## Provided information

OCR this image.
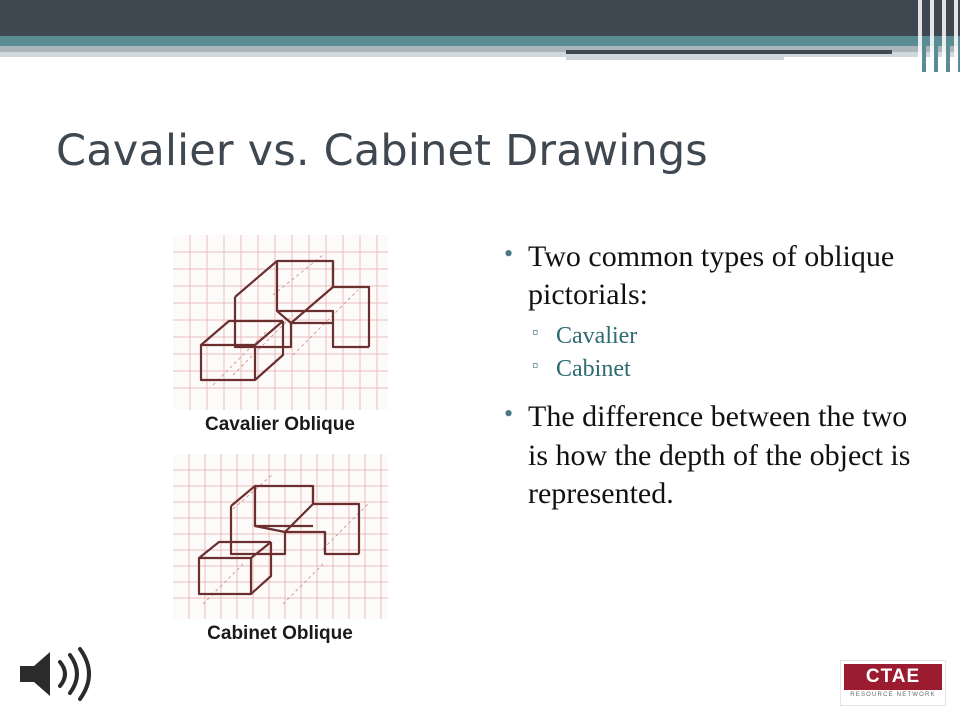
Cavalier vs. Cabinet Drawings
Cavalier Oblique
Cabinet Oblique
• Two common types of oblique pictorials:
▫ Cavalier
▫ Cabinet
• The difference between the two is how the depth of the object is represented.
CTAE
RESOURCE NETWORK
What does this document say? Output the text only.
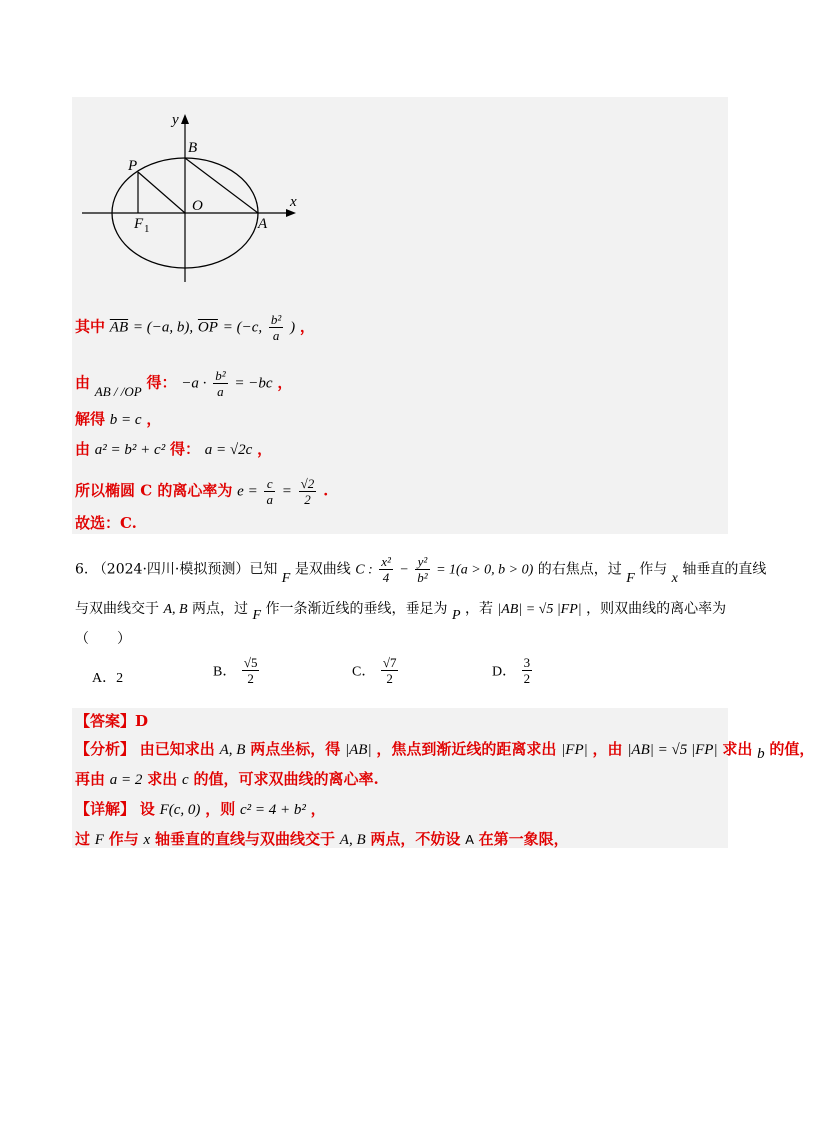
y
B
P
O	x
F 1	A
其中 $\overline{AB} = (-a$, b), $\overline{OP} = (-c$, $\frac{\text{b²}}{a}$ ) ，
由 AB / /OP 得： $-a \cdot \frac{\text{b²}}{a} = -bc$ ，
解得 b = c ，
由 a² = b² + c² 得： a = √2c ，
所以椭圆 C 的离心率为 $e = \frac{c}{a} = \frac{√2}{2}$ .
故选：C.
6. （2024·四川·模拟预测）已知 F 是双曲线 C : $\frac{\text{x²}}{4} - \frac{\text{y²}}{\text{b²}} = 1(a > 0$, b > 0) 的右焦点，过 F 作与 x 轴垂直的直线
与双曲线交于 A, B 两点，过 F 作一条渐近线的垂线，垂足为 P ，若 |AB| = √5 |FP| ，则双曲线的离心率为
（　　）
A．2	B． $\frac{√5}{2}$	C． $\frac{√7}{2}$	D． $\frac{3}{2}$
【答案】D
【分析】 由已知求出 A, B 两点坐标，得 |AB| ，焦点到渐近线的距离求出 |FP| ，由 |AB| = √5 |FP| 求出 b 的值，
再由 a = 2 求出 c 的值，可求双曲线的离心率.
【详解】 设 F(c, 0) ，则 c² = 4 + b² ，
过 F 作与 x 轴垂直的直线与双曲线交于 A, B 两点，不妨设 A 在第一象限，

## Exercise
Make an exact copy of the whole listing, but don't bring over any pictures.

## Expected answer
OCR this image.
Cavalier vs. Cabinet Drawings
Cavalier Oblique
Cabinet Oblique
• Two common types of oblique pictorials:
▫ Cavalier
▫ Cabinet
• The difference between the two is how the depth of the object is represented.
CTAE
RESOURCE NETWORK
What does this document say? Output the text only.
y
B
P
O	x
F 1	A
其中 $\overline{AB} = (-a$, b), $\overline{OP} = (-c$, $\frac{\text{b²}}{a}$ ) ，
由 AB / /OP 得： $-a \cdot \frac{\text{b²}}{a} = -bc$ ，
解得 b = c ，
由 a² = b² + c² 得： a = √2c ，
所以椭圆 C 的离心率为 $e = \frac{c}{a} = \frac{√2}{2}$ .
故选：C.
6. （2024·四川·模拟预测）已知 F 是双曲线 C : $\frac{\text{x²}}{4} - \frac{\text{y²}}{\text{b²}} = 1(a > 0$, b > 0) 的右焦点，过 F 作与 x 轴垂直的直线
与双曲线交于 A, B 两点，过 F 作一条渐近线的垂线，垂足为 P ，若 |AB| = √5 |FP| ，则双曲线的离心率为
（　　）
A．2	B． $\frac{√5}{2}$	C． $\frac{√7}{2}$	D． $\frac{3}{2}$
【答案】D
【分析】 由已知求出 A, B 两点坐标，得 |AB| ，焦点到渐近线的距离求出 |FP| ，由 |AB| = √5 |FP| 求出 b 的值，
再由 a = 2 求出 c 的值，可求双曲线的离心率.
【详解】 设 F(c, 0) ，则 c² = 4 + b² ，
过 F 作与 x 轴垂直的直线与双曲线交于 A, B 两点，不妨设 A 在第一象限，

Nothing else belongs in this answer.